Anyone who's replaced a head gasket on an internal combustion engine knows a smooth, flat surface on both cylinder head and block is needed for proper operation. No one understands this better than automakers, who strive for predictable, controlled surface finishes and high production output, together with maximum tool life and the lowest tooling cost per machined component.
Many machinists might think, "What's the big deal? Aluminum is one of the easiest materials around." And while that is certainly true of the ubiquitous 6061-T6, nothing could be further from the truth when it comes to the aluminum alloys used in automotive applications. Grades 319 and 390, for example, are readily cast into the complex shapes needed for engine blocks, pistons, heads, pulleys, and similar parts, but due to their high silicon content -- easily 20 to 30 times that of 6061 -- they're like cutting sand.
Fortunately for those charged with machining these abrasive metals, there's a better alternative than carbide cutting tools, one that produces mirror finishes and produces tens of thousands of parts per edge.
"Finishes of 2 to 3 µm Ra are easily obtainable, as is tool life between indexing of 40,000 engine blocks, cylinder heads, and other automotive components," says Tim Marshall, Senior Global Product Manager for Indexable Milling at Kennametal. "This new face milling platform uses a fine-pitch aluminum body with wedge-style clamps and adjustable pockets. A variety of polycrystalline diamond (PCD) inserts are available, from mini-tips for light finishing cuts to full face wipers, standard cartridge inserts, and 1/2 in. (12.7 mm) axial cutters for heavy roughing and shoulder cutting."
He's talking about the KBDM PCD face milling system from Kennametal. Designed for high-volume machining, the KBDM is stocked in standard sizes of 2.5 - 8.0 in. (63 - 200 mm), although Marshall is quick to point out the company's custom solution capabilities. "We can offer cutters up to 21.5 in. (550 mm) in diameter. This allows customers to machine very large components in a single pass. We also have options for integral shank bodies, HSK mounting, left hand cutter rotation, as well as special edge preps and nose radii."

Listings of boxed layout items
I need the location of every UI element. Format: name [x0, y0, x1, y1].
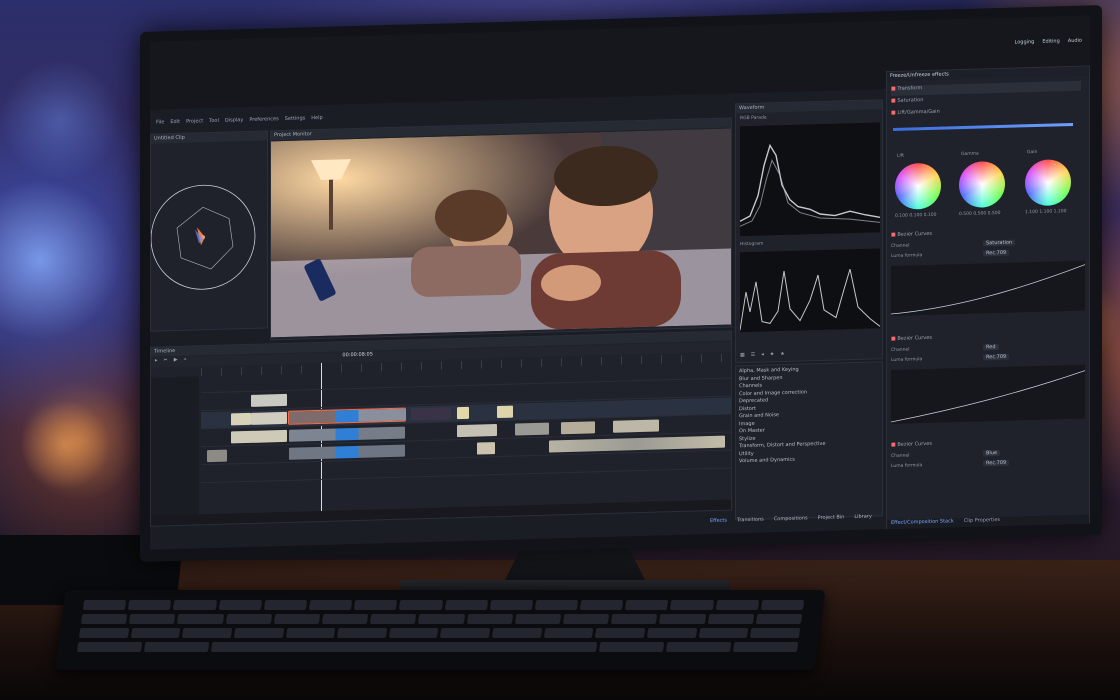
panel-title: Waveform: [736, 100, 882, 114]
effects-category-item[interactable]: Volume and Dynamics: [739, 456, 825, 466]
track-headers: [151, 376, 199, 518]
scope-label: Histogram: [740, 241, 764, 248]
curve-graph[interactable]: [891, 260, 1085, 317]
curve-header[interactable]: ■ Bezier Curves: [891, 441, 932, 448]
luma-formula-label: Luma formula: [891, 357, 923, 364]
curve-channel-select[interactable]: Blue: [983, 449, 1001, 457]
project-monitor-panel: Project Monitor: [270, 117, 732, 341]
histogram-scope: [740, 248, 880, 333]
curve-header[interactable]: ■ Bezier Curves: [891, 335, 932, 342]
luma-formula-label: Luma formula: [891, 463, 923, 470]
gamma-color-wheel[interactable]: [959, 160, 1005, 209]
wheel-label-lift: Lift: [897, 153, 905, 159]
star-icon[interactable]: ★: [780, 351, 784, 357]
curve-header[interactable]: ■ Bezier Curves: [891, 231, 932, 238]
panel-title: Untitled Clip: [151, 131, 267, 144]
menu-display[interactable]: Display: [225, 117, 243, 124]
tab-editing[interactable]: Editing: [1042, 38, 1059, 44]
scope-toolbar: ▦ ☰ ◂ ★ ★: [740, 351, 785, 358]
menu-settings[interactable]: Settings: [285, 115, 306, 122]
video-clip[interactable]: [457, 406, 469, 420]
video-clip[interactable]: [411, 407, 451, 421]
video-clip[interactable]: [613, 419, 659, 433]
curve-channel-select[interactable]: Saturation: [983, 239, 1016, 247]
menu-bar-items: File Edit Project Tool Display Preferenc…: [156, 115, 323, 126]
menu-help[interactable]: Help: [311, 115, 322, 121]
wheel-values: 0.100 0.100 0.100: [895, 212, 937, 219]
select-tool-icon[interactable]: ▸: [155, 358, 158, 368]
curve-channel-label: Channel: [891, 243, 910, 250]
luma-formula-select[interactable]: Rec.709: [983, 249, 1010, 257]
tab-library[interactable]: Library: [854, 514, 871, 520]
menu-tool[interactable]: Tool: [209, 118, 219, 124]
vectorscope: [151, 184, 256, 290]
video-clip[interactable]: [515, 422, 549, 436]
video-clip[interactable]: [289, 426, 405, 442]
effects-list-panel: Alpha, Mask and Keying Blur and Sharpen …: [735, 361, 883, 521]
video-clip[interactable]: [207, 449, 227, 463]
video-clip[interactable]: [561, 421, 595, 435]
speaker-icon[interactable]: ◂: [761, 352, 764, 358]
bokeh-light: [20, 400, 110, 490]
effect-stack-tabs: Effect/Composition Stack Clip Properties: [887, 514, 1089, 531]
luma-formula-select[interactable]: Rec.709: [983, 353, 1010, 361]
tab-effects[interactable]: Effects: [710, 518, 727, 524]
tab-clip-properties[interactable]: Clip Properties: [964, 517, 1000, 528]
scope-label: RGB Parade: [740, 115, 767, 122]
video-clip[interactable]: [549, 435, 725, 453]
keyboard: [54, 590, 826, 670]
video-clip-selected[interactable]: [288, 407, 406, 426]
wheel-values: 0.500 0.500 0.500: [959, 210, 1001, 218]
timeline-panel: Timeline ▸ ✂ ▶ ⌖ 00:00:08:05: [150, 330, 732, 527]
razor-tool-icon[interactable]: ✂: [164, 357, 168, 367]
play-icon[interactable]: ▶: [174, 357, 178, 367]
video-clip[interactable]: [231, 429, 287, 444]
menu-project[interactable]: Project: [186, 118, 203, 124]
video-clip[interactable]: [497, 405, 513, 419]
scopes-panel: Waveform RGB Parade Histogram ▦ ☰ ◂ ★ ★: [735, 99, 883, 364]
video-clip[interactable]: [251, 411, 287, 425]
curve-channel-select[interactable]: Red: [983, 344, 999, 351]
computer-monitor: File Edit Project Tool Display Preferenc…: [140, 5, 1102, 563]
gain-color-wheel[interactable]: [1025, 158, 1071, 207]
tab-audio[interactable]: Audio: [1068, 38, 1082, 44]
tab-compositions[interactable]: Compositions: [774, 515, 808, 522]
effects-category-list: Alpha, Mask and Keying Blur and Sharpen …: [739, 366, 825, 466]
waveform-scope: [740, 122, 880, 237]
wheel-label-gain: Gain: [1027, 149, 1038, 156]
snap-icon[interactable]: ⌖: [184, 357, 187, 367]
tab-logging[interactable]: Logging: [1015, 39, 1035, 46]
bokeh-light: [0, 60, 120, 180]
luma-formula-label: Luma formula: [891, 253, 923, 260]
tab-project-bin[interactable]: Project Bin: [818, 514, 845, 521]
tracks: [201, 361, 731, 516]
video-clip[interactable]: [231, 412, 251, 426]
curve-channel-label: Channel: [891, 453, 910, 460]
list-icon[interactable]: ☰: [751, 352, 755, 358]
curve-channel-label: Channel: [891, 347, 910, 354]
tab-effect-stack[interactable]: Effect/Composition Stack: [891, 518, 954, 530]
wheel-label-gamma: Gamma: [961, 151, 979, 158]
wheel-values: 1.100 1.100 1.100: [1025, 209, 1067, 216]
star-icon[interactable]: ★: [770, 351, 774, 357]
luma-formula-select[interactable]: Rec.709: [983, 459, 1010, 467]
curve-graph[interactable]: [891, 364, 1085, 425]
video-clip[interactable]: [251, 393, 287, 407]
vectorscope-panel: Untitled Clip: [150, 130, 268, 332]
video-preview: [271, 128, 731, 338]
slider-track[interactable]: [893, 122, 1073, 131]
menu-preferences[interactable]: Preferences: [249, 116, 278, 123]
effect-stack-panel: Freeze/Unfreeze effects ■ Transform ■ Sa…: [886, 65, 1090, 532]
timecode: 00:00:08:05: [342, 351, 373, 359]
lift-color-wheel[interactable]: [895, 162, 941, 210]
menu-file[interactable]: File: [156, 119, 164, 125]
grid-icon[interactable]: ▦: [740, 352, 745, 358]
video-clip[interactable]: [457, 424, 497, 438]
video-clip[interactable]: [477, 442, 495, 455]
tab-transitions[interactable]: Transitions: [737, 517, 764, 524]
video-clip[interactable]: [289, 444, 405, 460]
video-editor-window: File Edit Project Tool Display Preferenc…: [150, 15, 1090, 550]
menu-edit[interactable]: Edit: [170, 119, 180, 125]
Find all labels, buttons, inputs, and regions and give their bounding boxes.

* _Things to do_:
• A. List the kinds of polycrystalline diamond (PCD) inserts that the face milling article says are available for the new platform.
• B. Extend the face milling article with a few sentences that pick up right after its final sentence.
The rows are material separate from the face milling article.

* _Results in order_:
• A.
- Mini-tips for light finishing cuts
- Full face wipers
- Standard cartridge inserts
- 1/2 in. (12.7 mm) axial cutters for heavy roughing and shoulder cutting

• B.
There's more to the KBDM than a robust body design, however. Since automakers often create their own proprietary aluminum alloys, Kennametal has developed two PCD grades to complement it: KD1400 uses small diamond grains and offers excellent chipping resistance and good wear attributes, while KD1425 uses large diamond grains, giving it excellent abrasion resistance and thermal stability but only slightly lower performance where chipping is a concern. Both are capable of very high cutting parameters -- depending on the alloy and setup rigidity, Kennametal recommends an initial cutting speed of 3280 ft/min (1000 m/min) and feedrates of .004 in. per tooth (0.01 mm), although substantially higher values are possible.
"A major machine builder conducted cutting tests for us against several competitive solutions," Marshall says. "Using a 24-tooth, 6.0 in. (150 mm) diameter face mill at 80 percent radial engagement and 0.04 in. axial DOC (1 mm), we ran at a feedrate of 0.006 in. IPT (0.15 mm) and 9600 ft/min surface speed (2926 m/min). This comes out to 6112 rpm, with a table feed of 880 IPM (22,350 mm). It was really moving. Even so, the KBDM produced a 14.7 Ra surface finish, several points better than the other cutting tools."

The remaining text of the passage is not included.